### Given problem
Which lines below hold the word "ylabel"? Report each one.

### Supplied information
▼▼▼

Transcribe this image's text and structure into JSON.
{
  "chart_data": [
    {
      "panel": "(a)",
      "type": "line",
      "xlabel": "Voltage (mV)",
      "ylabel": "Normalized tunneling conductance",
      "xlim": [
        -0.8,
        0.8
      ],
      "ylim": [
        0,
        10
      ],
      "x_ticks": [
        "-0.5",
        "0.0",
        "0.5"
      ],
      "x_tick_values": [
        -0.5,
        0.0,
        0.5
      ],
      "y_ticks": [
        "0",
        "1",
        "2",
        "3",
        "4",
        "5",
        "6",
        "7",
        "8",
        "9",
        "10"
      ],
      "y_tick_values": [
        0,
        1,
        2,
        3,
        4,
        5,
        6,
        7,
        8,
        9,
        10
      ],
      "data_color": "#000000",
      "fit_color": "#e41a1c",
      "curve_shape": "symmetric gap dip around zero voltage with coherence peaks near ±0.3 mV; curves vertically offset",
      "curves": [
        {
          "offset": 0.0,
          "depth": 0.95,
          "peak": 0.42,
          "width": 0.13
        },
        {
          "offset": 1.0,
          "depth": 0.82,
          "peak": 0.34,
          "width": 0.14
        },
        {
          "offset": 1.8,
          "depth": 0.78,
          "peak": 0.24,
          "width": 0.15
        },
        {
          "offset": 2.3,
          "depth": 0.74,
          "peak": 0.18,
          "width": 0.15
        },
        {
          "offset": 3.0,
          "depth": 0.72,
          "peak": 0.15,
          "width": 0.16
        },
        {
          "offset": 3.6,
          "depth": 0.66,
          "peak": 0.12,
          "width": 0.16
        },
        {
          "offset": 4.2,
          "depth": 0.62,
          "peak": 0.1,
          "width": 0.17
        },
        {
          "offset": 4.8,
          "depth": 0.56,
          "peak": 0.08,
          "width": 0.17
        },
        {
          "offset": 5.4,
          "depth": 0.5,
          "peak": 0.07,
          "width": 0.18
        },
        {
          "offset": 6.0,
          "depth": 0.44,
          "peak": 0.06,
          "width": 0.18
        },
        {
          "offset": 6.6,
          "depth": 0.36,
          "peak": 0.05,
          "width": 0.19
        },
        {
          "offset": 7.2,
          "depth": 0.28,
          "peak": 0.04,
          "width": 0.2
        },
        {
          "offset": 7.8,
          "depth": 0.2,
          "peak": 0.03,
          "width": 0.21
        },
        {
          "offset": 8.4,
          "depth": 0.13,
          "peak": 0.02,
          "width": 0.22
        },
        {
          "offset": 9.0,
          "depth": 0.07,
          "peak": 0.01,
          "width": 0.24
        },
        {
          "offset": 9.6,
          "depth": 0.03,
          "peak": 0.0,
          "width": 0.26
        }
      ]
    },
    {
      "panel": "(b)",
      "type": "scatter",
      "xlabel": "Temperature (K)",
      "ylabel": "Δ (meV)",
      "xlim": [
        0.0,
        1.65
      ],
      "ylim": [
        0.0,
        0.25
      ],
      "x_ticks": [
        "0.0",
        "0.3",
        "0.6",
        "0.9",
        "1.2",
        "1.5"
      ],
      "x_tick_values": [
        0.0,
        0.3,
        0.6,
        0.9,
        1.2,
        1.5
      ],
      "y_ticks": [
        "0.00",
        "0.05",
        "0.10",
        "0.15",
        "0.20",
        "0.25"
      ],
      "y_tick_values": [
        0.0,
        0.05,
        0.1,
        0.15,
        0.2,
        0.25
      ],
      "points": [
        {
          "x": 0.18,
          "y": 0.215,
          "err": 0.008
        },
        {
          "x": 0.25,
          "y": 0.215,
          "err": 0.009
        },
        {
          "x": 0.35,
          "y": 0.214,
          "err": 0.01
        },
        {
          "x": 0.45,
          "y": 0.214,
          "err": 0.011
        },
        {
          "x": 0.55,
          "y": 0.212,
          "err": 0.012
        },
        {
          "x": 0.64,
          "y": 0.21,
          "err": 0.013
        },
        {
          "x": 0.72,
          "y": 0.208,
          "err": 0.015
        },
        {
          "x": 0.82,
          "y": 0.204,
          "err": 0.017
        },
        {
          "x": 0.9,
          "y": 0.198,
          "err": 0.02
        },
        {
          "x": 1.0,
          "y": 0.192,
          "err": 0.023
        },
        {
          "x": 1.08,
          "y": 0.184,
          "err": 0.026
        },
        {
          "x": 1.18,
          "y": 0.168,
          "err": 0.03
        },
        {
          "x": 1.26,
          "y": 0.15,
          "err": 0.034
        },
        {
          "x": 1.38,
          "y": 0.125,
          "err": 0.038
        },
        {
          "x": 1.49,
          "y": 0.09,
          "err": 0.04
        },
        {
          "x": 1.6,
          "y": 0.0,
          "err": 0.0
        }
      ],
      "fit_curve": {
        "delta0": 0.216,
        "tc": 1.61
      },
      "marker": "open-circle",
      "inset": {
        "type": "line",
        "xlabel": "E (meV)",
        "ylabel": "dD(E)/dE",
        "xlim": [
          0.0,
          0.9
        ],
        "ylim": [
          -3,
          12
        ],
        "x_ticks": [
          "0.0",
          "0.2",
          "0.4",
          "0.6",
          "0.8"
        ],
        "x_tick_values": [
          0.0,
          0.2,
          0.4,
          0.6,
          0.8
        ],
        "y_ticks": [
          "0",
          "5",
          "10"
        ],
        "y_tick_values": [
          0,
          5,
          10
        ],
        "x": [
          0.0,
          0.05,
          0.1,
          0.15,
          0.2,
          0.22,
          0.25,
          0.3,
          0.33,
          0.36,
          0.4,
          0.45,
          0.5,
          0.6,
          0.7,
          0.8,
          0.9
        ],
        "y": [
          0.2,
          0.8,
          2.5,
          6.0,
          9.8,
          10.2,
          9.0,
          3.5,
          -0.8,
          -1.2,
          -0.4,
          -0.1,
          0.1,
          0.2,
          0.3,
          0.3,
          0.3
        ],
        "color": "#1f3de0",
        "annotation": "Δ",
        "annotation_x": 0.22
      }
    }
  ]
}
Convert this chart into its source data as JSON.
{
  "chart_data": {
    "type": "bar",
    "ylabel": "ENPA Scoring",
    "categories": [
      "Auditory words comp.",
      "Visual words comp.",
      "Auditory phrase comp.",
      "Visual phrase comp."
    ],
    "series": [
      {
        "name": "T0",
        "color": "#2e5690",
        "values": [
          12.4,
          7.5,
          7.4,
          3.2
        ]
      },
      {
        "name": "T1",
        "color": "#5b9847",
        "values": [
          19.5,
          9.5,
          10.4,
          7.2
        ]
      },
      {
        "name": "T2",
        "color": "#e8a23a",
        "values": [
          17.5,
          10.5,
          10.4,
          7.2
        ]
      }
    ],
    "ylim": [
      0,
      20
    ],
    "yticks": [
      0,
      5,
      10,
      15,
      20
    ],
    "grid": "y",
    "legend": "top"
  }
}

▲▲▲

### Result
      "ylabel": "Normalized tunneling conductance",
      "ylabel": "Δ (meV)",
        "ylabel": "dD(E)/dE",
    "ylabel": "ENPA Scoring",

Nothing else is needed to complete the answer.